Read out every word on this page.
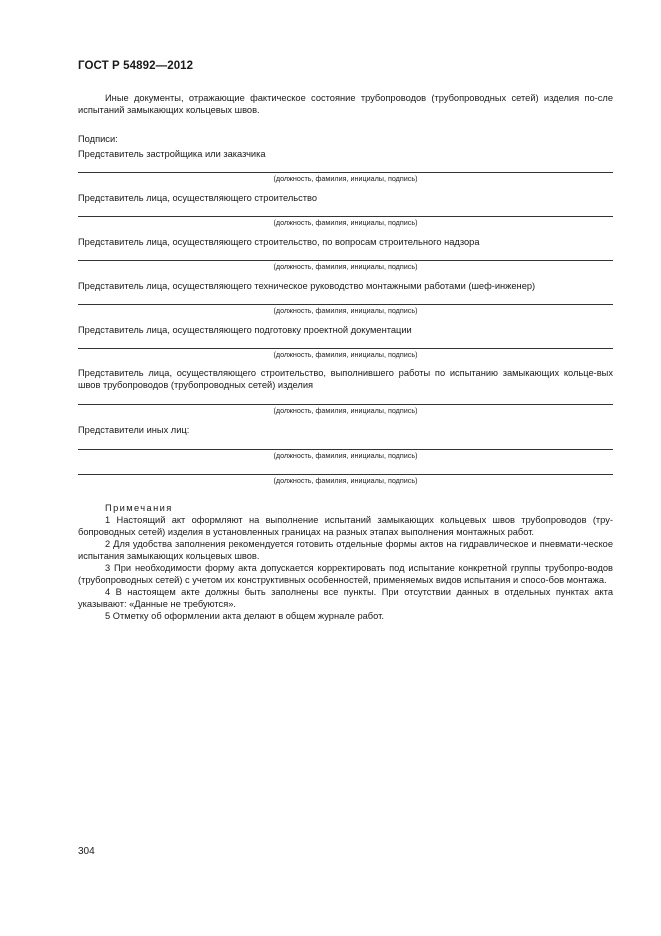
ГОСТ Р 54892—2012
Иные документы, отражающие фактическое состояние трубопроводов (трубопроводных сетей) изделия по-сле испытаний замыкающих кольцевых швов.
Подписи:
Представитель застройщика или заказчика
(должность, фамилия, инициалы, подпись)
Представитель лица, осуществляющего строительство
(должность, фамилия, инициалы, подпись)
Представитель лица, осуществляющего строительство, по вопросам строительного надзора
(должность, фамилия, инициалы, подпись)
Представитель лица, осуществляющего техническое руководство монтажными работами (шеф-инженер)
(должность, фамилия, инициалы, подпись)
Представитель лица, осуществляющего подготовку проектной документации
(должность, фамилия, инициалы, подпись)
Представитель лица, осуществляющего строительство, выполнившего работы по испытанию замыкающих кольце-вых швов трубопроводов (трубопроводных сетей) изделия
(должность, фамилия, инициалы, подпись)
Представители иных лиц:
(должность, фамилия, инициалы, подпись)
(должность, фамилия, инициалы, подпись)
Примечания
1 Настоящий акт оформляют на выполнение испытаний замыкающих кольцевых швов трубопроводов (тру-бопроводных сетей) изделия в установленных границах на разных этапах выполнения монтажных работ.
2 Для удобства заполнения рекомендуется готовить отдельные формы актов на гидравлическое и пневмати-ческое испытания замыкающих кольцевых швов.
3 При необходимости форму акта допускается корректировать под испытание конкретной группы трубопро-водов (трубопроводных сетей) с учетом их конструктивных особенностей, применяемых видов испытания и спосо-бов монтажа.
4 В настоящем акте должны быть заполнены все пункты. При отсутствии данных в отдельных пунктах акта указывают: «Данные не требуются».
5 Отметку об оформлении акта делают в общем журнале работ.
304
=-=-=
→ Task goal
Omit the images and transcribe all of the records above word for word.

→ Answer in full
Read out every word on this page.
ГОСТ Р 54892—2012
Иные документы, отражающие фактическое состояние трубопроводов (трубопроводных сетей) изделия по-сле испытаний замыкающих кольцевых швов.
Подписи:
Представитель застройщика или заказчика
(должность, фамилия, инициалы, подпись)
Представитель лица, осуществляющего строительство
(должность, фамилия, инициалы, подпись)
Представитель лица, осуществляющего строительство, по вопросам строительного надзора
(должность, фамилия, инициалы, подпись)
Представитель лица, осуществляющего техническое руководство монтажными работами (шеф-инженер)
(должность, фамилия, инициалы, подпись)
Представитель лица, осуществляющего подготовку проектной документации
(должность, фамилия, инициалы, подпись)
Представитель лица, осуществляющего строительство, выполнившего работы по испытанию замыкающих кольце-вых швов трубопроводов (трубопроводных сетей) изделия
(должность, фамилия, инициалы, подпись)
Представители иных лиц:
(должность, фамилия, инициалы, подпись)
(должность, фамилия, инициалы, подпись)
Примечания
1 Настоящий акт оформляют на выполнение испытаний замыкающих кольцевых швов трубопроводов (тру-бопроводных сетей) изделия в установленных границах на разных этапах выполнения монтажных работ.
2 Для удобства заполнения рекомендуется готовить отдельные формы актов на гидравлическое и пневмати-ческое испытания замыкающих кольцевых швов.
3 При необходимости форму акта допускается корректировать под испытание конкретной группы трубопро-водов (трубопроводных сетей) с учетом их конструктивных особенностей, применяемых видов испытания и спосо-бов монтажа.
4 В настоящем акте должны быть заполнены все пункты. При отсутствии данных в отдельных пунктах акта указывают: «Данные не требуются».
5 Отметку об оформлении акта делают в общем журнале работ.
304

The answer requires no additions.